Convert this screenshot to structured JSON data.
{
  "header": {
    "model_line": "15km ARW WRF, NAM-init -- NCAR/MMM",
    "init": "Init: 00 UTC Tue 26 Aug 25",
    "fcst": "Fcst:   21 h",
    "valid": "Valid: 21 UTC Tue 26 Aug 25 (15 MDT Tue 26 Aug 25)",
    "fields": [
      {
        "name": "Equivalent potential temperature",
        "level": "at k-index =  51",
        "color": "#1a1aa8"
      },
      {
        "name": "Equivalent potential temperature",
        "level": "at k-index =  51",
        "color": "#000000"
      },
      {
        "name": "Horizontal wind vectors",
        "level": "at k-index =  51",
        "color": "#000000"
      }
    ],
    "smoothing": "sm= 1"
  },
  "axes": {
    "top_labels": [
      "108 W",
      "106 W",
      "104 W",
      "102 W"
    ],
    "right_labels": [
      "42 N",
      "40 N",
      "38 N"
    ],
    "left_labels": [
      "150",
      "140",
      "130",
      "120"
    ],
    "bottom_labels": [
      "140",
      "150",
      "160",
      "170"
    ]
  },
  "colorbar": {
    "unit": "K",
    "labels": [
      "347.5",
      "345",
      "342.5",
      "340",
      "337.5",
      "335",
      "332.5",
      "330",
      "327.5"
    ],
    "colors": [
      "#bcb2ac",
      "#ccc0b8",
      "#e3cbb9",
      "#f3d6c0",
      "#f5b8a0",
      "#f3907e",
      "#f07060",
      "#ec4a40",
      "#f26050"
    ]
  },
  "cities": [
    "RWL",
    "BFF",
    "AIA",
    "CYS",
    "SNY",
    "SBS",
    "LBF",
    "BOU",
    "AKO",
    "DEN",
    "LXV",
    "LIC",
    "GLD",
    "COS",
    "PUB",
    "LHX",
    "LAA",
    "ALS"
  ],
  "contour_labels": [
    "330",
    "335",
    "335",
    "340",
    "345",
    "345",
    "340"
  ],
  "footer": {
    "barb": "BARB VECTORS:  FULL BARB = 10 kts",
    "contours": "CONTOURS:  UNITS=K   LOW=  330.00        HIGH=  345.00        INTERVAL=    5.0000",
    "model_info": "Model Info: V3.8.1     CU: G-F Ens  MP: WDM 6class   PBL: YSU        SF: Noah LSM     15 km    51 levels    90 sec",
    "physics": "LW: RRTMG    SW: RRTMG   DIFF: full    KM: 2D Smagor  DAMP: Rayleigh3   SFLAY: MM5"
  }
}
--- --- ---
• [Instructions for the task]:
Write down all the entries again without a single difference.

• [Solution to the exercise]:
Convert this screenshot to structured JSON data.
{
  "header": {
    "model_line": "15km ARW WRF, NAM-init -- NCAR/MMM",
    "init": "Init: 00 UTC Tue 26 Aug 25",
    "fcst": "Fcst:   21 h",
    "valid": "Valid: 21 UTC Tue 26 Aug 25 (15 MDT Tue 26 Aug 25)",
    "fields": [
      {
        "name": "Equivalent potential temperature",
        "level": "at k-index =  51",
        "color": "#1a1aa8"
      },
      {
        "name": "Equivalent potential temperature",
        "level": "at k-index =  51",
        "color": "#000000"
      },
      {
        "name": "Horizontal wind vectors",
        "level": "at k-index =  51",
        "color": "#000000"
      }
    ],
    "smoothing": "sm= 1"
  },
  "axes": {
    "top_labels": [
      "108 W",
      "106 W",
      "104 W",
      "102 W"
    ],
    "right_labels": [
      "42 N",
      "40 N",
      "38 N"
    ],
    "left_labels": [
      "150",
      "140",
      "130",
      "120"
    ],
    "bottom_labels": [
      "140",
      "150",
      "160",
      "170"
    ]
  },
  "colorbar": {
    "unit": "K",
    "labels": [
      "347.5",
      "345",
      "342.5",
      "340",
      "337.5",
      "335",
      "332.5",
      "330",
      "327.5"
    ],
    "colors": [
      "#bcb2ac",
      "#ccc0b8",
      "#e3cbb9",
      "#f3d6c0",
      "#f5b8a0",
      "#f3907e",
      "#f07060",
      "#ec4a40",
      "#f26050"
    ]
  },
  "cities": [
    "RWL",
    "BFF",
    "AIA",
    "CYS",
    "SNY",
    "SBS",
    "LBF",
    "BOU",
    "AKO",
    "DEN",
    "LXV",
    "LIC",
    "GLD",
    "COS",
    "PUB",
    "LHX",
    "LAA",
    "ALS"
  ],
  "contour_labels": [
    "330",
    "335",
    "335",
    "340",
    "345",
    "345",
    "340"
  ],
  "footer": {
    "barb": "BARB VECTORS:  FULL BARB = 10 kts",
    "contours": "CONTOURS:  UNITS=K   LOW=  330.00        HIGH=  345.00        INTERVAL=    5.0000",
    "model_info": "Model Info: V3.8.1     CU: G-F Ens  MP: WDM 6class   PBL: YSU        SF: Noah LSM     15 km    51 levels    90 sec",
    "physics": "LW: RRTMG    SW: RRTMG   DIFF: full    KM: 2D Smagor  DAMP: Rayleigh3   SFLAY: MM5"
  }
}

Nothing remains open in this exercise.